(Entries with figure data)
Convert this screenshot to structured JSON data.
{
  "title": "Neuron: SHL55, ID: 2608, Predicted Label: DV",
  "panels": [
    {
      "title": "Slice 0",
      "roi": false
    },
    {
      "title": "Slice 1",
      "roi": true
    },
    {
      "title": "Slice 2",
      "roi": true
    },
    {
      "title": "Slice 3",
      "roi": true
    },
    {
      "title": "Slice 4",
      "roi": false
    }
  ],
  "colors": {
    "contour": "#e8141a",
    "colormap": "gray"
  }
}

_Work to complete_:
Pull out every line of the entries that includes the word "Slice".

_Final answer_:
      "title": "Slice 0",
      "title": "Slice 1",
      "title": "Slice 2",
      "title": "Slice 3",
      "title": "Slice 4",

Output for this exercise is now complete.